-- START OF Dataset excerpts --

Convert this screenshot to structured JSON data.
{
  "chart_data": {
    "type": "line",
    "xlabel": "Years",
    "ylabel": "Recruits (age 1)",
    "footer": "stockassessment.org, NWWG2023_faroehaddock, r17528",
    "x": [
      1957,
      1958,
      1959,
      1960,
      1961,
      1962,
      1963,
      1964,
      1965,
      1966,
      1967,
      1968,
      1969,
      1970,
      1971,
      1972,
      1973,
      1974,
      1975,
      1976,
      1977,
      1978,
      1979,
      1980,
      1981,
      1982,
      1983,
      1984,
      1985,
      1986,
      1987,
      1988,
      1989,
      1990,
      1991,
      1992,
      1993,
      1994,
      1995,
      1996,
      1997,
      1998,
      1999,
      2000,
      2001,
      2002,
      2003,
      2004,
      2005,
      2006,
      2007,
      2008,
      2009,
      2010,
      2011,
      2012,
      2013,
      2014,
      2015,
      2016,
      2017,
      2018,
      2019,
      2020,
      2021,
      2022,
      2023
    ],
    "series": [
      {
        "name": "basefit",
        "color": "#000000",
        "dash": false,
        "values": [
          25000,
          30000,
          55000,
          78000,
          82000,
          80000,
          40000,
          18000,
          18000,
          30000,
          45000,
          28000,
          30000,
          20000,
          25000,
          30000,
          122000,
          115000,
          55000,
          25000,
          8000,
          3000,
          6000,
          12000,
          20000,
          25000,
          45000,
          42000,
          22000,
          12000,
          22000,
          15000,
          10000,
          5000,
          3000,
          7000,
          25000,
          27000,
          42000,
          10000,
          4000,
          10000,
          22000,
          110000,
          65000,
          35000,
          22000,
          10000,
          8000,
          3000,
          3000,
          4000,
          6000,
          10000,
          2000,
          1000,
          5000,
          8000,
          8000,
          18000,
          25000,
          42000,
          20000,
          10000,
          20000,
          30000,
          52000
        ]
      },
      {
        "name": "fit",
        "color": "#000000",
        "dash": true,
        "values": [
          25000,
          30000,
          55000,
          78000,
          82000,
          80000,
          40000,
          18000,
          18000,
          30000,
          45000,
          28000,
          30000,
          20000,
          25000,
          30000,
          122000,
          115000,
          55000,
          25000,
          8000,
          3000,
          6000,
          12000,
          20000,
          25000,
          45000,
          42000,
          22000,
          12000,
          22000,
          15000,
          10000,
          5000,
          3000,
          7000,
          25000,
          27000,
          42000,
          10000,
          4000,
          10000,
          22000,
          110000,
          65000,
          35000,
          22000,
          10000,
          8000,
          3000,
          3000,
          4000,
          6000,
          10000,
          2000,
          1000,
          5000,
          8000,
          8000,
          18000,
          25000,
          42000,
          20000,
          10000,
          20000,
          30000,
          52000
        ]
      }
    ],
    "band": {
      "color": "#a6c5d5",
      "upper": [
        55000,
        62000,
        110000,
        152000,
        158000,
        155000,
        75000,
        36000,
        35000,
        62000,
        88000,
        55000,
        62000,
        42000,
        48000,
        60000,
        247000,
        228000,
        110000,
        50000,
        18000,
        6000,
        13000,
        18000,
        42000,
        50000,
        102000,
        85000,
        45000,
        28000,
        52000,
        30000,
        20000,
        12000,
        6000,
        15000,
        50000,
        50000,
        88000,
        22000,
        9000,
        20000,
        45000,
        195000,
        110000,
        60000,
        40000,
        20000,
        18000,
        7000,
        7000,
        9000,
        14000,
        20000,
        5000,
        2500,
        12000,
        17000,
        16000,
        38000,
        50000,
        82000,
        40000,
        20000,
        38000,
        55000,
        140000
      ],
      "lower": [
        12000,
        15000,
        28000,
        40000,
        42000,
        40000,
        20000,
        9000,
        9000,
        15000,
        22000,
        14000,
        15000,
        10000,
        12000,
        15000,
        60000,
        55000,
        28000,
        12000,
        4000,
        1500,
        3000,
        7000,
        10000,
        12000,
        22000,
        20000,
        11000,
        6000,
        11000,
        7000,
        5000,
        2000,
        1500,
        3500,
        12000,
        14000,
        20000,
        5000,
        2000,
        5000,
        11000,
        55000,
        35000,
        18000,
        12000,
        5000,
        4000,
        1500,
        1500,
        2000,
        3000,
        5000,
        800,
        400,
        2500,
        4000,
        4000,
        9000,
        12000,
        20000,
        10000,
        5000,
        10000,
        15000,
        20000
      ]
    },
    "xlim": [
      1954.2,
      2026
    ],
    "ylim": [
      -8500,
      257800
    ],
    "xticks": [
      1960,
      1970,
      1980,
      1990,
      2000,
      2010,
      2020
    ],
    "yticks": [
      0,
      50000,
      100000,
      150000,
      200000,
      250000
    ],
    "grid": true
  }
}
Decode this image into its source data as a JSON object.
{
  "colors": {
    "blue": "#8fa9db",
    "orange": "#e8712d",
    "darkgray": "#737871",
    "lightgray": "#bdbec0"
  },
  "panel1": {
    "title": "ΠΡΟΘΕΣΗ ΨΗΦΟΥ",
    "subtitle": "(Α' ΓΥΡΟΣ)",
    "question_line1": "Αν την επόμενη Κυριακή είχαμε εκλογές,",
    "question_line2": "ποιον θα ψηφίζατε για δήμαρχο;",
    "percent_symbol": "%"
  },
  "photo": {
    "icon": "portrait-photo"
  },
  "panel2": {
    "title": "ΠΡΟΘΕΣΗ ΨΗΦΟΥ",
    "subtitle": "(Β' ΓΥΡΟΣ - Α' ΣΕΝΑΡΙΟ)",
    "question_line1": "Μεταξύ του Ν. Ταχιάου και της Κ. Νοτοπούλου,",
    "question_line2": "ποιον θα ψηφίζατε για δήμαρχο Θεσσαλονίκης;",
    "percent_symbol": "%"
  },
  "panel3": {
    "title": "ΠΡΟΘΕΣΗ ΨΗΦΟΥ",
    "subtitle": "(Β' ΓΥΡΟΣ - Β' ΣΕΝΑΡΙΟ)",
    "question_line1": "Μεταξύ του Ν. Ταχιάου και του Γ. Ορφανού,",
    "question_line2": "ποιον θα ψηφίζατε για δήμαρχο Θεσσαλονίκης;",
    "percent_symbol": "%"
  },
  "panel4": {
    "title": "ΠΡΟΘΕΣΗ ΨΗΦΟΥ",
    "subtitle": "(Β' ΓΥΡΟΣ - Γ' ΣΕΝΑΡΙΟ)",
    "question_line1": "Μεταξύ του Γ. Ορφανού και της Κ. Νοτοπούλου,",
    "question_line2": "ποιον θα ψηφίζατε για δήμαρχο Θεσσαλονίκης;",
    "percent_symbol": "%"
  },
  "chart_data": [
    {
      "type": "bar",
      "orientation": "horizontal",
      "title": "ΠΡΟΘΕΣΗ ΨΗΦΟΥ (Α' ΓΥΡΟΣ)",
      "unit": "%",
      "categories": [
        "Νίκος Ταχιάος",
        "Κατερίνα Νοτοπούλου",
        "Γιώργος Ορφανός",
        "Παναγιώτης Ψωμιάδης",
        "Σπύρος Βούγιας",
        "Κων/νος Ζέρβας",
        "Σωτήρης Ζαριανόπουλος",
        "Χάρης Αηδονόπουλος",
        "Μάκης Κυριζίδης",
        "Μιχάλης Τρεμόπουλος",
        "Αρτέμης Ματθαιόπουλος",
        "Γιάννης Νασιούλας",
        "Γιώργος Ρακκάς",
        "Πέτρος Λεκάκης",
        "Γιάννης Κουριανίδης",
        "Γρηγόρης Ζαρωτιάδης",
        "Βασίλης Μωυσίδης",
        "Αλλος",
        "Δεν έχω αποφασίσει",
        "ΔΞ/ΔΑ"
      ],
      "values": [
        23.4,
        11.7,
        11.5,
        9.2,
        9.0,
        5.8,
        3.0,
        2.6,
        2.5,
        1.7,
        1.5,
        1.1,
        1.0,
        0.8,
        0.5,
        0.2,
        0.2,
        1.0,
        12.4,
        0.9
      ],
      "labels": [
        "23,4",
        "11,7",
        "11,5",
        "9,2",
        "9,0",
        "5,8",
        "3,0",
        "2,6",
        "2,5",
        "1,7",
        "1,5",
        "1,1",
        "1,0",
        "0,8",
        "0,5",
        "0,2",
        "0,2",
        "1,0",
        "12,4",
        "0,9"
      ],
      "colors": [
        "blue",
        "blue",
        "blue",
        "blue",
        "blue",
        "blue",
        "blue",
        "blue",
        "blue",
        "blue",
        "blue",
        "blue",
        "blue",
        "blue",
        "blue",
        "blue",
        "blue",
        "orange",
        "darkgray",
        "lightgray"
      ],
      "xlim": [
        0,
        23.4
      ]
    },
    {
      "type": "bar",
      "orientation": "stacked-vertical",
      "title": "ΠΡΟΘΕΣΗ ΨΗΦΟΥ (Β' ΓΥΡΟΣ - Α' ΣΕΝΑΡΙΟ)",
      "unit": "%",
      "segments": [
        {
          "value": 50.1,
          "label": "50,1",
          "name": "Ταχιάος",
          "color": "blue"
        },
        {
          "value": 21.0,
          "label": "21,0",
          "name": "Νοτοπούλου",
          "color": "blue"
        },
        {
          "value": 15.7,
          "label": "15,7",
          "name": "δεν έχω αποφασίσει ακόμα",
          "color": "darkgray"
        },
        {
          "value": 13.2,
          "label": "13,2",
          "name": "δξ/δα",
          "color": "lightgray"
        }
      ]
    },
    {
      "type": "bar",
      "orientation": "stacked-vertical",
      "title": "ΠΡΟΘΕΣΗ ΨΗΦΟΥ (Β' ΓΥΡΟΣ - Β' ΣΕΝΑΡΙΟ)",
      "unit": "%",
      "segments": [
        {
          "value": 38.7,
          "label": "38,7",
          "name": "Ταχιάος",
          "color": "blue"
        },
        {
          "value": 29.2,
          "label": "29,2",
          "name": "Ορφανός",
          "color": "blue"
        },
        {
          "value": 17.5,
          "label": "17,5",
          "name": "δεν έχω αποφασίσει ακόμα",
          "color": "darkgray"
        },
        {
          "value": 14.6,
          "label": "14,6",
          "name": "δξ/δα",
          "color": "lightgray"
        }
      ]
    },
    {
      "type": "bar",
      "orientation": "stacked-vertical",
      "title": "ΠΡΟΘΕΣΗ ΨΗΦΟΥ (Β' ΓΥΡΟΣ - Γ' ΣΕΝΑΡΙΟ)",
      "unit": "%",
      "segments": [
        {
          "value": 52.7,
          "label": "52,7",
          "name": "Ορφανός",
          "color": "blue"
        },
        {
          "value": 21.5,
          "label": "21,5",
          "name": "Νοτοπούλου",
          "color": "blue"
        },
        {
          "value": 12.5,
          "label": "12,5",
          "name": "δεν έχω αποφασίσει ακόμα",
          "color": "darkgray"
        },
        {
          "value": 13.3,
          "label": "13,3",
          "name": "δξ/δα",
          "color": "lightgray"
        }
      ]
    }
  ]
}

-- END OF Dataset excerpts --

## [Goal]
In the records above, find each line that holds the word "JSON"; copy all such lines.

## [Worked answer]
Convert this screenshot to structured JSON data.
Decode this image into its source data as a JSON object.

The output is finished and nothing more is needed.